WRITTEN TASK –
Can you arrange every one of these rows as a numbered list, leaving out any blank lines?

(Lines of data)
···

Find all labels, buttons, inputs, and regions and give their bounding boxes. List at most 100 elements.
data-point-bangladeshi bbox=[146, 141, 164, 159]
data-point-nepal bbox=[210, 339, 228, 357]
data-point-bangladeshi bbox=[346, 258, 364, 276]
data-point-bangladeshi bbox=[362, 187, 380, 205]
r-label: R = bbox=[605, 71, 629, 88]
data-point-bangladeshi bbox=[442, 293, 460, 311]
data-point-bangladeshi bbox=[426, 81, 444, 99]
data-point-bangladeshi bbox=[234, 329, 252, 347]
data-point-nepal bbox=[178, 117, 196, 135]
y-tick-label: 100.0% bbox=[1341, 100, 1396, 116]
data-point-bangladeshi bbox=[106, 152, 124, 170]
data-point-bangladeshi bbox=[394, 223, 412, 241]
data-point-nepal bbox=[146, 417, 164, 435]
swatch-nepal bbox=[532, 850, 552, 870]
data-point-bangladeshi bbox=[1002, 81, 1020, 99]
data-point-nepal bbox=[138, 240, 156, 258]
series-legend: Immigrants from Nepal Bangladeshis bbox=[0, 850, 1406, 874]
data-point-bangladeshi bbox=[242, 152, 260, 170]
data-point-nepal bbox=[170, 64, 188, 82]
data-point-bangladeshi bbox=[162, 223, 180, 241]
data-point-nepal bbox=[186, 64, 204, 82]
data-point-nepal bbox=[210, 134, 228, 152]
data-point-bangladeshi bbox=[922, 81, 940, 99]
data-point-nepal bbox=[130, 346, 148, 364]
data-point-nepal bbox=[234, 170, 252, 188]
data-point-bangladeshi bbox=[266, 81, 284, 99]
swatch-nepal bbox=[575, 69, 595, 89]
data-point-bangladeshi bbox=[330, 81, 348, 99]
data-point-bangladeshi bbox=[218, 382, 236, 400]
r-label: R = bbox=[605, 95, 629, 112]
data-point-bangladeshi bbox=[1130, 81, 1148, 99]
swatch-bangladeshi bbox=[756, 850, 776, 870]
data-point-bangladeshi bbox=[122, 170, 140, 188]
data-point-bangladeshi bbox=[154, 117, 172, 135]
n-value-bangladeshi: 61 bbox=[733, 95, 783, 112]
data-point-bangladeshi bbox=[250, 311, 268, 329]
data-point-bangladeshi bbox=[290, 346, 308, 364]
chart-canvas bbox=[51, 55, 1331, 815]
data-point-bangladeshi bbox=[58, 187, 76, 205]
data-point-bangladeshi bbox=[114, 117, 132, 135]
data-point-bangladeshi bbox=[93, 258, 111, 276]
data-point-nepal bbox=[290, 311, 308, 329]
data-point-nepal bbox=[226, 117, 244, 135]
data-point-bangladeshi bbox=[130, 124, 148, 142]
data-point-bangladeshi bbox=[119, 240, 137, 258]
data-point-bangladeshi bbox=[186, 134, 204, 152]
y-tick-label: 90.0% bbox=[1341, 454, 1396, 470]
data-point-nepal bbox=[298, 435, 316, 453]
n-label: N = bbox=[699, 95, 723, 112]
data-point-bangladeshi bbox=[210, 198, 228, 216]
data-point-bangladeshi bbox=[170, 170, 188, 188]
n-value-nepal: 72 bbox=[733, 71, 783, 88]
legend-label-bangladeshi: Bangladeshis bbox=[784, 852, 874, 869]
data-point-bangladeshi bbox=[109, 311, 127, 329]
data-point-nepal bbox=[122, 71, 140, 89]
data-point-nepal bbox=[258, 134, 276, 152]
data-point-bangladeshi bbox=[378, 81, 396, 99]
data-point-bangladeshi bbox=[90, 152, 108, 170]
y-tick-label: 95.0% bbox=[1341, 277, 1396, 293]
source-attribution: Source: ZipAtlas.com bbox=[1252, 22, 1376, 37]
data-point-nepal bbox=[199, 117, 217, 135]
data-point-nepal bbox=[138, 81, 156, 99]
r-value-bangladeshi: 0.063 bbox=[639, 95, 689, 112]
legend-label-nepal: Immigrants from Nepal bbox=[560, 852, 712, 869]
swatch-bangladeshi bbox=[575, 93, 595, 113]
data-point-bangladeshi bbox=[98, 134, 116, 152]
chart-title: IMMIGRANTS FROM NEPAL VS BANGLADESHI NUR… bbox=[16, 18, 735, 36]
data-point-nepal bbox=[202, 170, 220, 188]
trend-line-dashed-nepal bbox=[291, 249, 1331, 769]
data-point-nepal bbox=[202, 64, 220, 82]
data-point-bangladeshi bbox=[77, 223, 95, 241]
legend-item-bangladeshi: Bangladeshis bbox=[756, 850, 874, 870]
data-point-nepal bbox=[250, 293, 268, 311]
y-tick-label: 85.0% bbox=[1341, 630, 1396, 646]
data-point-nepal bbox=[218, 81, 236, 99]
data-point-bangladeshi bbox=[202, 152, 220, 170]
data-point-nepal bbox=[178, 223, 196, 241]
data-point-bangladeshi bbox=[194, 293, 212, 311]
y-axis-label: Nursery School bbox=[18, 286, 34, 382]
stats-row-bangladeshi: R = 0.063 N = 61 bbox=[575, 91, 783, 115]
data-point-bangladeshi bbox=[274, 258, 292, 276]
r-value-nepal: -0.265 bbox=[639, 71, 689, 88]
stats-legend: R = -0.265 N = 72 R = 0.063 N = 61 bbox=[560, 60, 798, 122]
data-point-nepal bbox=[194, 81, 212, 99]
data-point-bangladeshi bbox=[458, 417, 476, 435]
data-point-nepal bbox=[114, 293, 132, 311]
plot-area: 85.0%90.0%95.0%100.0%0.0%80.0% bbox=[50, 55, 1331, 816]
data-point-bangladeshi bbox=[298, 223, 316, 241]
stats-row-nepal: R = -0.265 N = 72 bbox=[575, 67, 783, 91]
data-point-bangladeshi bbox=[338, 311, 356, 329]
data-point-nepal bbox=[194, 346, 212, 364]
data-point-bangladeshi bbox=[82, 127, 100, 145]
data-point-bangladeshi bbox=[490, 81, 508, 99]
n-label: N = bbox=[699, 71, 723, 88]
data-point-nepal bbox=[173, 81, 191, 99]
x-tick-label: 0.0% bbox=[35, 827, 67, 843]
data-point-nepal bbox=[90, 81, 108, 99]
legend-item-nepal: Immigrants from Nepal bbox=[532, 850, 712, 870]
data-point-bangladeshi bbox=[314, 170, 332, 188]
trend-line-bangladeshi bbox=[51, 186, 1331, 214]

···

SOLUTION –
1. Find all labels, buttons, inputs, and regions and give their bounding boxes. List at most 100 elements.
2. data-point-bangladeshi bbox=[146, 141, 164, 159]
3. data-point-nepal bbox=[210, 339, 228, 357]
4. data-point-bangladeshi bbox=[346, 258, 364, 276]
5. data-point-bangladeshi bbox=[362, 187, 380, 205]
6. r-label: R = bbox=[605, 71, 629, 88]
7. data-point-bangladeshi bbox=[442, 293, 460, 311]
8. data-point-bangladeshi bbox=[426, 81, 444, 99]
9. data-point-bangladeshi bbox=[234, 329, 252, 347]
10. data-point-nepal bbox=[178, 117, 196, 135]
11. y-tick-label: 100.0% bbox=[1341, 100, 1396, 116]
12. data-point-bangladeshi bbox=[106, 152, 124, 170]
13. data-point-bangladeshi bbox=[394, 223, 412, 241]
14. data-point-nepal bbox=[146, 417, 164, 435]
15. swatch-nepal bbox=[532, 850, 552, 870]
16. data-point-bangladeshi bbox=[1002, 81, 1020, 99]
17. data-point-nepal bbox=[138, 240, 156, 258]
18. series-legend: Immigrants from Nepal Bangladeshis bbox=[0, 850, 1406, 874]
19. data-point-bangladeshi bbox=[242, 152, 260, 170]
20. data-point-nepal bbox=[170, 64, 188, 82]
21. data-point-bangladeshi bbox=[162, 223, 180, 241]
22. data-point-nepal bbox=[186, 64, 204, 82]
23. data-point-nepal bbox=[210, 134, 228, 152]
24. data-point-bangladeshi bbox=[922, 81, 940, 99]
25. data-point-nepal bbox=[130, 346, 148, 364]
26. data-point-nepal bbox=[234, 170, 252, 188]
27. data-point-bangladeshi bbox=[266, 81, 284, 99]
28. swatch-nepal bbox=[575, 69, 595, 89]
29. data-point-bangladeshi bbox=[330, 81, 348, 99]
30. data-point-bangladeshi bbox=[218, 382, 236, 400]
31. r-label: R = bbox=[605, 95, 629, 112]
32. data-point-bangladeshi bbox=[1130, 81, 1148, 99]
33. swatch-bangladeshi bbox=[756, 850, 776, 870]
34. data-point-bangladeshi bbox=[122, 170, 140, 188]
35. data-point-bangladeshi bbox=[154, 117, 172, 135]
36. n-value-bangladeshi: 61 bbox=[733, 95, 783, 112]
37. data-point-bangladeshi bbox=[250, 311, 268, 329]
38. data-point-bangladeshi bbox=[290, 346, 308, 364]
39. chart-canvas bbox=[51, 55, 1331, 815]
40. data-point-bangladeshi bbox=[58, 187, 76, 205]
41. data-point-bangladeshi bbox=[114, 117, 132, 135]
42. data-point-bangladeshi bbox=[93, 258, 111, 276]
43. data-point-nepal bbox=[290, 311, 308, 329]
44. data-point-nepal bbox=[226, 117, 244, 135]
45. data-point-bangladeshi bbox=[130, 124, 148, 142]
46. data-point-bangladeshi bbox=[119, 240, 137, 258]
47. data-point-bangladeshi bbox=[186, 134, 204, 152]
48. y-tick-label: 90.0% bbox=[1341, 454, 1396, 470]
49. data-point-nepal bbox=[298, 435, 316, 453]
50. n-label: N = bbox=[699, 95, 723, 112]
51. data-point-bangladeshi bbox=[210, 198, 228, 216]
52. data-point-bangladeshi bbox=[170, 170, 188, 188]
53. n-value-nepal: 72 bbox=[733, 71, 783, 88]
54. legend-label-bangladeshi: Bangladeshis bbox=[784, 852, 874, 869]
55. data-point-bangladeshi bbox=[109, 311, 127, 329]
56. data-point-nepal bbox=[122, 71, 140, 89]
57. data-point-nepal bbox=[258, 134, 276, 152]
58. data-point-bangladeshi bbox=[378, 81, 396, 99]
59. data-point-bangladeshi bbox=[90, 152, 108, 170]
60. y-tick-label: 95.0% bbox=[1341, 277, 1396, 293]
61. source-attribution: Source: ZipAtlas.com bbox=[1252, 22, 1376, 37]
62. data-point-nepal bbox=[199, 117, 217, 135]
63. data-point-nepal bbox=[138, 81, 156, 99]
64. r-value-bangladeshi: 0.063 bbox=[639, 95, 689, 112]
65. legend-label-nepal: Immigrants from Nepal bbox=[560, 852, 712, 869]
66. swatch-bangladeshi bbox=[575, 93, 595, 113]
67. data-point-bangladeshi bbox=[98, 134, 116, 152]
68. chart-title: IMMIGRANTS FROM NEPAL VS BANGLADESHI NUR… bbox=[16, 18, 735, 36]
69. data-point-nepal bbox=[202, 170, 220, 188]
70. trend-line-dashed-nepal bbox=[291, 249, 1331, 769]
71. data-point-nepal bbox=[202, 64, 220, 82]
72. data-point-bangladeshi bbox=[77, 223, 95, 241]
73. legend-item-bangladeshi: Bangladeshis bbox=[756, 850, 874, 870]
74. data-point-nepal bbox=[250, 293, 268, 311]
75. y-tick-label: 85.0% bbox=[1341, 630, 1396, 646]
76. data-point-nepal bbox=[218, 81, 236, 99]
77. data-point-bangladeshi bbox=[202, 152, 220, 170]
78. data-point-nepal bbox=[178, 223, 196, 241]
79. data-point-bangladeshi bbox=[194, 293, 212, 311]
80. y-axis-label: Nursery School bbox=[18, 286, 34, 382]
81. stats-row-bangladeshi: R = 0.063 N = 61 bbox=[575, 91, 783, 115]
82. data-point-bangladeshi bbox=[274, 258, 292, 276]
83. r-value-nepal: -0.265 bbox=[639, 71, 689, 88]
84. stats-legend: R = -0.265 N = 72 R = 0.063 N = 61 bbox=[560, 60, 798, 122]
85. data-point-nepal bbox=[194, 81, 212, 99]
86. data-point-bangladeshi bbox=[458, 417, 476, 435]
87. data-point-nepal bbox=[114, 293, 132, 311]
88. plot-area: 85.0%90.0%95.0%100.0%0.0%80.0% bbox=[50, 55, 1331, 816]
89. data-point-bangladeshi bbox=[298, 223, 316, 241]
90. stats-row-nepal: R = -0.265 N = 72 bbox=[575, 67, 783, 91]
91. data-point-bangladeshi bbox=[338, 311, 356, 329]
92. data-point-nepal bbox=[194, 346, 212, 364]
93. data-point-bangladeshi bbox=[82, 127, 100, 145]
94. data-point-bangladeshi bbox=[490, 81, 508, 99]
95. n-label: N = bbox=[699, 71, 723, 88]
96. data-point-nepal bbox=[173, 81, 191, 99]
97. x-tick-label: 0.0% bbox=[35, 827, 67, 843]
98. data-point-nepal bbox=[90, 81, 108, 99]
99. legend-item-nepal: Immigrants from Nepal bbox=[532, 850, 712, 870]
100. data-point-bangladeshi bbox=[314, 170, 332, 188]
101. trend-line-bangladeshi bbox=[51, 186, 1331, 214]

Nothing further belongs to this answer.